Excerto:
As tropas revolucionárias de Otelo Saraiva de Carvalho não querem Vasco Gonçalves como primeiro-ministro.

07 de agosto de 2005 às 00:00

Em 3 de Agosto de 1975, o Forte de São Julião da Barra, na Linha de Cascais, foi o local escolhido para uma reunião importante – entre o Presidente da República, general Costa Gomes, o primeiro-ministro cessante, general Vasco Gonçalves e Teixeira Ribeiro, catedrátido da Faculdade de Direito da Universidade de Coimbra, professor de finanças públicas, militante do MDP/CDE.

Vasco Gonçalves batia-se por formar novo Executivo, o V Governo Provisório desde a Revolução de 25 de Abril de 1974. Mas o Presidente da República, Costa Gomes, tentava demonstrar-lhe que chegara a hora de dar o lugar a outro. Teixeira Ribeiro, que apoiava as pretensões de Vasco Gonçalves, seria vice-primeiro-ministro.

A discussão entre os três homens foi interrompida pela chegada de Otelo Saraiva de Carvalho, comandante do COPCON, líder da ala militar revolucionária. Desembarcara em Lisboa, vindo de Cuba, no dia 30 de Julho. No aeroporto, entusiasmado com a lição que recebera de Fidel Castro, disse: “Fascistas para o Campo Pequeno” – frase com que deixou no ar a ameaça de fuzilamento dos que se opunham ao processo revolucionário.

Otelo não quis perder a reunião no Forte de São Julião da Barra, onde se discutia o próximo primeiro-ministro. Fez-se anunciar como um furacão. Virou-se determinado para Vasco Gonçalves – e disse-lhe que as tropas que comandava não o queriam como primeiro--ministro. As palavras de Otelo caíram como bombas. Costa Gomes, mestre em amainar até as mais explosivas fervuras, acabou ali a conversa. Marcou nova reunião para o dia seguinte, desta vez alargada à maioria dos oficiais da Região Militar de Lisboa. Objectivo: escolher um militar para primeiro-ministro. Juntaram-se duas centenas de oficiais. A larga maioria votou no sentido de ser Vasco Gonçalves o próximo chefe do Governo. Otelo Saraiva de Carvalho, que já manifestara o seu azedume por esta escolha, recusou o cargo de vice-primeiro-ministro.

Enunciado a: Coloque numa lista numerada as linhas da listagem desde a linha que contém "Give me the" até à linha que contém "table-cell: C₂H₆O₂ [176, 791, 255, 820]", incluindo ambas e sem linhas em branco. Deixe as imagens fora da resposta.

Listagem a usar:
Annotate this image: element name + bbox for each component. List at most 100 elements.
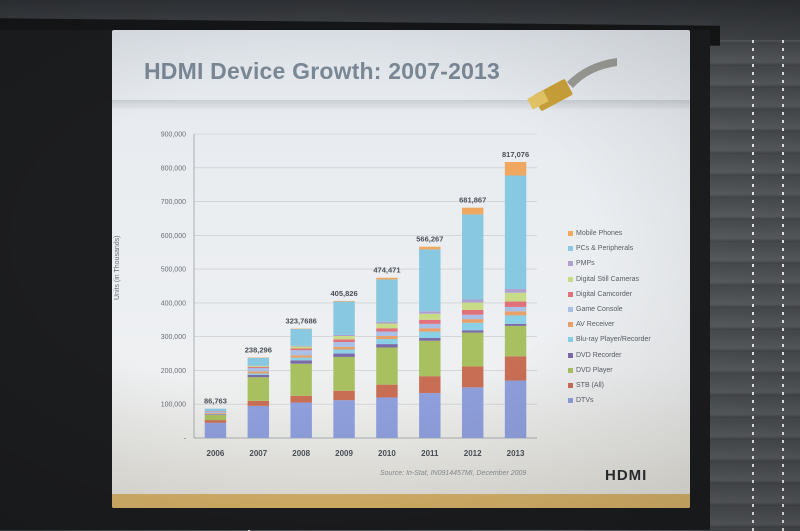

---

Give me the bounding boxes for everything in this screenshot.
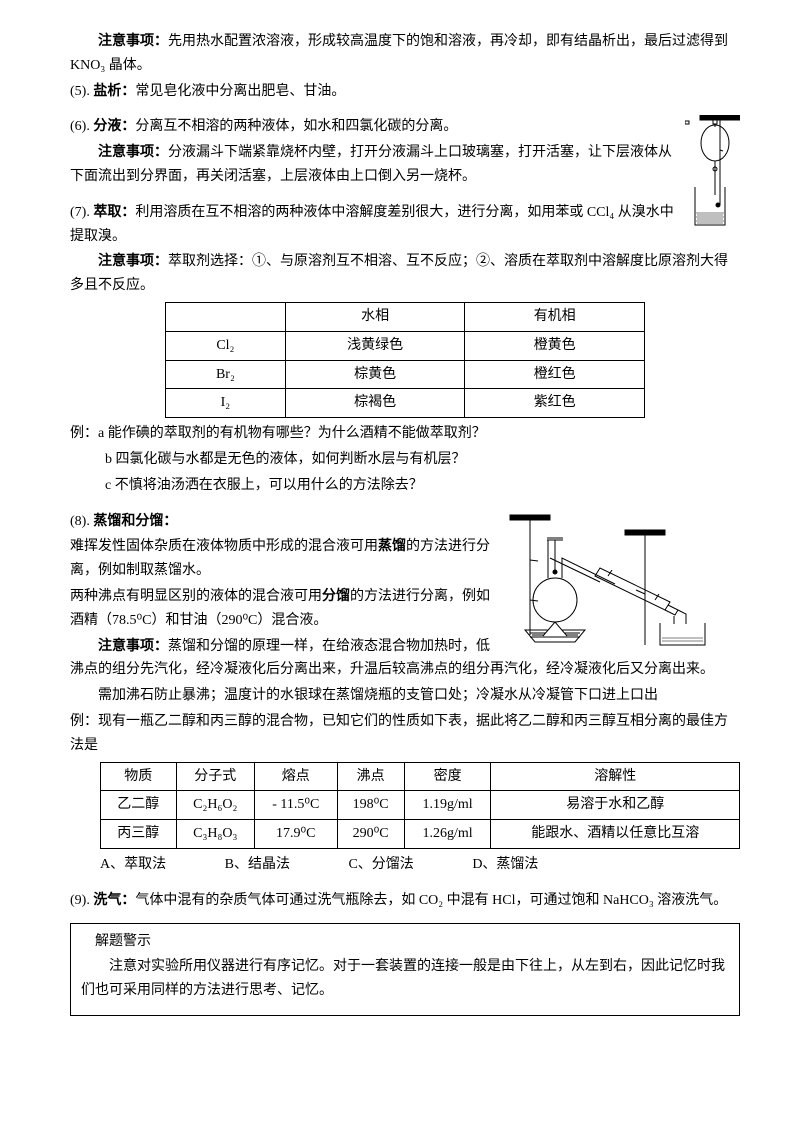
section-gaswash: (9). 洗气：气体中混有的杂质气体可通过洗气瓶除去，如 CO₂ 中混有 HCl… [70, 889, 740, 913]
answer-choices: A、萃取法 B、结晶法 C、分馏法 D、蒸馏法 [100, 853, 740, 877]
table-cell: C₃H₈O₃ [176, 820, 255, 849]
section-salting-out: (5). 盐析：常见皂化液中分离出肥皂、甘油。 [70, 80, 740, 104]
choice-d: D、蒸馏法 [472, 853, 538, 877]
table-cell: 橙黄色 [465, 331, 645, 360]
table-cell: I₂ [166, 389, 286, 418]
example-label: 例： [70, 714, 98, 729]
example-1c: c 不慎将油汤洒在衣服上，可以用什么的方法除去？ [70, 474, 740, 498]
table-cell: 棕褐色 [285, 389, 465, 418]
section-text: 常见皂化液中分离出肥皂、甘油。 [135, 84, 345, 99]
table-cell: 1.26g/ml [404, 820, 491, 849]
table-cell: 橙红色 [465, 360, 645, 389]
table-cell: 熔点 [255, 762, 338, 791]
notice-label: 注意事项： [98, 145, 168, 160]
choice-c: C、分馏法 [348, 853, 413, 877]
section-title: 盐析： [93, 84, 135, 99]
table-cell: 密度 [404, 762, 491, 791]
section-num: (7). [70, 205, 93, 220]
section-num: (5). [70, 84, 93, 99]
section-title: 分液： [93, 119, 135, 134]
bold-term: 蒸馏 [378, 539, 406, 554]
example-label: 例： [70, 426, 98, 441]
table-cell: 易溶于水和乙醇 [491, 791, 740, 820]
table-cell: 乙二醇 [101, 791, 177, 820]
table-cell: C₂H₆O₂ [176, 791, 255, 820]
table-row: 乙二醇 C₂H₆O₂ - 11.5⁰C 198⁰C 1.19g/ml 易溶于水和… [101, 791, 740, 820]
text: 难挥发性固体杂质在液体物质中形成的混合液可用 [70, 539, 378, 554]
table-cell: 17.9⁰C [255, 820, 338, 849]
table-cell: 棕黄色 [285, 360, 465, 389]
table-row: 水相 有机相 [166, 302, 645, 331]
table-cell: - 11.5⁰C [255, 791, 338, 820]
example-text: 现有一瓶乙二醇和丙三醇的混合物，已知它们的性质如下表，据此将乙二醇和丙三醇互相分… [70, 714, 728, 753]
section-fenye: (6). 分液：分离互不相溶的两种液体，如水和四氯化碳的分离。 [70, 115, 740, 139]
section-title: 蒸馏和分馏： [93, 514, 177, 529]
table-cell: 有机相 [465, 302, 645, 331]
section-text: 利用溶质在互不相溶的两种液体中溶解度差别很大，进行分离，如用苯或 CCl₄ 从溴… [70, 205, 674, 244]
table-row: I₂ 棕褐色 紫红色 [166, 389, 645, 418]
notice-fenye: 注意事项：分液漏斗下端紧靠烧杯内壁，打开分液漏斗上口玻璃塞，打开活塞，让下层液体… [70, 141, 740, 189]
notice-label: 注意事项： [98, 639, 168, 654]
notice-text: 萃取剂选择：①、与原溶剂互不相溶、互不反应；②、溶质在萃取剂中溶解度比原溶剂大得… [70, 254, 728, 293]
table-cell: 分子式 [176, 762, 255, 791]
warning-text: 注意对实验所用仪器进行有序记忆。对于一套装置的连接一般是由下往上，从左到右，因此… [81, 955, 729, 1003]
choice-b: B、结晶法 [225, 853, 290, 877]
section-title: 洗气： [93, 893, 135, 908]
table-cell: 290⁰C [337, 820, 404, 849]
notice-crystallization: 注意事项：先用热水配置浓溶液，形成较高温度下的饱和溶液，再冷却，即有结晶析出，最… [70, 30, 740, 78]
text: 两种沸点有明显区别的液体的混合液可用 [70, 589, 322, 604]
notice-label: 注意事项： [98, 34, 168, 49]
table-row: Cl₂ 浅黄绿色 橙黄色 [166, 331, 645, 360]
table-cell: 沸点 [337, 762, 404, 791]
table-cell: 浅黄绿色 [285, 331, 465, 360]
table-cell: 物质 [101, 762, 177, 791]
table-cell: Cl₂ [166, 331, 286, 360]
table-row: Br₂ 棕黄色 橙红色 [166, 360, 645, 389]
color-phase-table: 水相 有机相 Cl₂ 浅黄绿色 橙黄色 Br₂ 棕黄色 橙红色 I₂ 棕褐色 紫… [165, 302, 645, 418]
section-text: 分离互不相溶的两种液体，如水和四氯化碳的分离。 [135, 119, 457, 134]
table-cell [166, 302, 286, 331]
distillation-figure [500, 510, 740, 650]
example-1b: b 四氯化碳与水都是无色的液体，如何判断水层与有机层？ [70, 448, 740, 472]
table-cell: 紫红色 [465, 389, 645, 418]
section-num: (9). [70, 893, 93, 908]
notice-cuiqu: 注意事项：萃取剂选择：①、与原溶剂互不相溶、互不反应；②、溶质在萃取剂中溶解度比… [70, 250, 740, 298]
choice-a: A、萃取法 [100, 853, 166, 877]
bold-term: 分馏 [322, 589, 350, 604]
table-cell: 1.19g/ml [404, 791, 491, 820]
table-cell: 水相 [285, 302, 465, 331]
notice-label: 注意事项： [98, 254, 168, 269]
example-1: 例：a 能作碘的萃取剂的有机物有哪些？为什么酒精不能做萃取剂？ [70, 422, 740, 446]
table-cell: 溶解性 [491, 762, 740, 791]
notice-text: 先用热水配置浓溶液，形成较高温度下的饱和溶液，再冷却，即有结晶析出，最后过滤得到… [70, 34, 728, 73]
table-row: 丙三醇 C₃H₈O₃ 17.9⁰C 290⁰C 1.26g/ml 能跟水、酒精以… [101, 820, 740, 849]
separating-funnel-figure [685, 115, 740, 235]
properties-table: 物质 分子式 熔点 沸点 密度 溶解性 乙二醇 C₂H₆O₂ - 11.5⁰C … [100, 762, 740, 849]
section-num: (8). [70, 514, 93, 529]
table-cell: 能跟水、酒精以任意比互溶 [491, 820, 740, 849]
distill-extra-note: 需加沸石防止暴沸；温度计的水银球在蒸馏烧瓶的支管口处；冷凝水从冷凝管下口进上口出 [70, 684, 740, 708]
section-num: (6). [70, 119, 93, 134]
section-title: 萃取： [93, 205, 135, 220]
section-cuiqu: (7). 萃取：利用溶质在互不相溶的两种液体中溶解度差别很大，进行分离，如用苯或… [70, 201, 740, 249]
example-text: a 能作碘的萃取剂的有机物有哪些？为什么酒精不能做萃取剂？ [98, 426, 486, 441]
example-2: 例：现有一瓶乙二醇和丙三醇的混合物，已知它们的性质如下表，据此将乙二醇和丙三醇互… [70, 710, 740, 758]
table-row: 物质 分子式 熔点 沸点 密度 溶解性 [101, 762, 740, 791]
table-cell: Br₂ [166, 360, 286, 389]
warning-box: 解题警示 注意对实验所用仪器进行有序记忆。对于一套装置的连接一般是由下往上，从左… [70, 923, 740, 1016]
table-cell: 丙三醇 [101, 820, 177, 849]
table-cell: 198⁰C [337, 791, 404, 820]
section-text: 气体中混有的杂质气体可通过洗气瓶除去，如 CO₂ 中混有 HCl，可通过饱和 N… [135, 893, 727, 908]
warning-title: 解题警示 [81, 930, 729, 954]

Enunciado b:
Por favor, responda a estas perguntas sobre o excerto, marcando cada resposta como a pergunta:
(i) Em que local se realizou a reunião de 3 de agosto de 1975?
(ii) De que país vinha Otelo Saraiva de Carvalho quando desembarcou em Lisboa a 30 de julho?
(iii) Quantos oficiais se juntaram na reunião do dia seguinte?

Resposta completa a:
1. Give me the bounding boxes for everything in this screenshot.
2. section-gaswash: (9). 洗气：气体中混有的杂质气体可通过洗气瓶除去，如 CO₂ 中混有 HCl… [70, 889, 740, 913]
3. answer-choices: A、萃取法 B、结晶法 C、分馏法 D、蒸馏法 [100, 853, 740, 877]
4. table-cell: C₃H₈O₃ [176, 820, 255, 849]
5. section-salting-out: (5). 盐析：常见皂化液中分离出肥皂、甘油。 [70, 80, 740, 104]
6. choice-d: D、蒸馏法 [472, 853, 538, 877]
7. table-cell: 橙黄色 [465, 331, 645, 360]
8. table-cell: I₂ [166, 389, 286, 418]
9. example-label: 例： [70, 714, 98, 729]
10. example-1c: c 不慎将油汤洒在衣服上，可以用什么的方法除去？ [70, 474, 740, 498]
11. table-cell: 棕褐色 [285, 389, 465, 418]
12. section-text: 常见皂化液中分离出肥皂、甘油。 [135, 84, 345, 99]
13. table-cell: 1.26g/ml [404, 820, 491, 849]
14. table-cell: 橙红色 [465, 360, 645, 389]
15. table-cell: 熔点 [255, 762, 338, 791]
16. notice-label: 注意事项： [98, 145, 168, 160]
17. choice-c: C、分馏法 [348, 853, 413, 877]
18. section-title: 盐析： [93, 84, 135, 99]
19. table-cell: 密度 [404, 762, 491, 791]
20. section-num: (7). [70, 205, 93, 220]
21. section-num: (5). [70, 84, 93, 99]
22. section-title: 分液： [93, 119, 135, 134]
23. bold-term: 蒸馏 [378, 539, 406, 554]
24. example-label: 例： [70, 426, 98, 441]
25. table-cell: 易溶于水和乙醇 [491, 791, 740, 820]
26. table-cell: 乙二醇 [101, 791, 177, 820]
27. table-cell: C₂H₆O₂ [176, 791, 255, 820]

Resposta completa b:
(i) No Forte de São Julião da Barra, na Linha de Cascais.
(ii) De Cuba.
(iii) Duas centenas de oficiais.